Work instructions: Copy out all the entries exactly.

=======

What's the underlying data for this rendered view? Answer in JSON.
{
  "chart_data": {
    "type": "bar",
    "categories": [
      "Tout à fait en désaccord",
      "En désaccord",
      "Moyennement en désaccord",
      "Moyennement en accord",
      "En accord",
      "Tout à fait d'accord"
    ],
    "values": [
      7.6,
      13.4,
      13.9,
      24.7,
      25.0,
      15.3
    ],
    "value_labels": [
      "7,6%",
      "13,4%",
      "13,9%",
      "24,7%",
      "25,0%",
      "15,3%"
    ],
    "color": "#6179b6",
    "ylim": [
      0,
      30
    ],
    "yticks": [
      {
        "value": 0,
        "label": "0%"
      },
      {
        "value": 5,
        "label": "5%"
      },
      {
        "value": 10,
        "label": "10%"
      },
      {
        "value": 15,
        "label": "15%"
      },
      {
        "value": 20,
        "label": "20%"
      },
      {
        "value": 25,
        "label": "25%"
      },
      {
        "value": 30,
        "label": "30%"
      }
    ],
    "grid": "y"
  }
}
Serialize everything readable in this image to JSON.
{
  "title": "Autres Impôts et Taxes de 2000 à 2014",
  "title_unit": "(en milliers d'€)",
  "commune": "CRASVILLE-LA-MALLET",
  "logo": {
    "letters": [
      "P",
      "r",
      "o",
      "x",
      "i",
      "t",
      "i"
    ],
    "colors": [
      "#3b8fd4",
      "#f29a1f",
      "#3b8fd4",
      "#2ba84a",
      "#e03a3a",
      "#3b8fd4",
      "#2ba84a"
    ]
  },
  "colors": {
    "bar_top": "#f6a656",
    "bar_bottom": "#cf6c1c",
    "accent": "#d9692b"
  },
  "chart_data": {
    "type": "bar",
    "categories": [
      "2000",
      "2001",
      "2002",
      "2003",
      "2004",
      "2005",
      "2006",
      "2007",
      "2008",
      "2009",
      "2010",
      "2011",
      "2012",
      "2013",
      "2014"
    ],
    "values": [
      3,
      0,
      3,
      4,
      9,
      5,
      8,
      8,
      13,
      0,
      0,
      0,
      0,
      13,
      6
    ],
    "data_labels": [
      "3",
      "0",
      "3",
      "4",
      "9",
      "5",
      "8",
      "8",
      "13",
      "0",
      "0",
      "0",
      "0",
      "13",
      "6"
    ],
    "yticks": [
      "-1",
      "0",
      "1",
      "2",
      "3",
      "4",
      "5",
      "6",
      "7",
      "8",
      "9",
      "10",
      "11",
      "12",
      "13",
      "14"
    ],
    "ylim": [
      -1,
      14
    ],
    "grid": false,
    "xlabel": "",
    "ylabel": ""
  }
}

=======

The answer:
What's the underlying data for this rendered view? Answer in JSON.
{
  "chart_data": {
    "type": "bar",
    "categories": [
      "Tout à fait en désaccord",
      "En désaccord",
      "Moyennement en désaccord",
      "Moyennement en accord",
      "En accord",
      "Tout à fait d'accord"
    ],
    "values": [
      7.6,
      13.4,
      13.9,
      24.7,
      25.0,
      15.3
    ],
    "value_labels": [
      "7,6%",
      "13,4%",
      "13,9%",
      "24,7%",
      "25,0%",
      "15,3%"
    ],
    "color": "#6179b6",
    "ylim": [
      0,
      30
    ],
    "yticks": [
      {
        "value": 0,
        "label": "0%"
      },
      {
        "value": 5,
        "label": "5%"
      },
      {
        "value": 10,
        "label": "10%"
      },
      {
        "value": 15,
        "label": "15%"
      },
      {
        "value": 20,
        "label": "20%"
      },
      {
        "value": 25,
        "label": "25%"
      },
      {
        "value": 30,
        "label": "30%"
      }
    ],
    "grid": "y"
  }
}
Serialize everything readable in this image to JSON.
{
  "title": "Autres Impôts et Taxes de 2000 à 2014",
  "title_unit": "(en milliers d'€)",
  "commune": "CRASVILLE-LA-MALLET",
  "logo": {
    "letters": [
      "P",
      "r",
      "o",
      "x",
      "i",
      "t",
      "i"
    ],
    "colors": [
      "#3b8fd4",
      "#f29a1f",
      "#3b8fd4",
      "#2ba84a",
      "#e03a3a",
      "#3b8fd4",
      "#2ba84a"
    ]
  },
  "colors": {
    "bar_top": "#f6a656",
    "bar_bottom": "#cf6c1c",
    "accent": "#d9692b"
  },
  "chart_data": {
    "type": "bar",
    "categories": [
      "2000",
      "2001",
      "2002",
      "2003",
      "2004",
      "2005",
      "2006",
      "2007",
      "2008",
      "2009",
      "2010",
      "2011",
      "2012",
      "2013",
      "2014"
    ],
    "values": [
      3,
      0,
      3,
      4,
      9,
      5,
      8,
      8,
      13,
      0,
      0,
      0,
      0,
      13,
      6
    ],
    "data_labels": [
      "3",
      "0",
      "3",
      "4",
      "9",
      "5",
      "8",
      "8",
      "13",
      "0",
      "0",
      "0",
      "0",
      "13",
      "6"
    ],
    "yticks": [
      "-1",
      "0",
      "1",
      "2",
      "3",
      "4",
      "5",
      "6",
      "7",
      "8",
      "9",
      "10",
      "11",
      "12",
      "13",
      "14"
    ],
    "ylim": [
      -1,
      14
    ],
    "grid": false,
    "xlabel": "",
    "ylabel": ""
  }
}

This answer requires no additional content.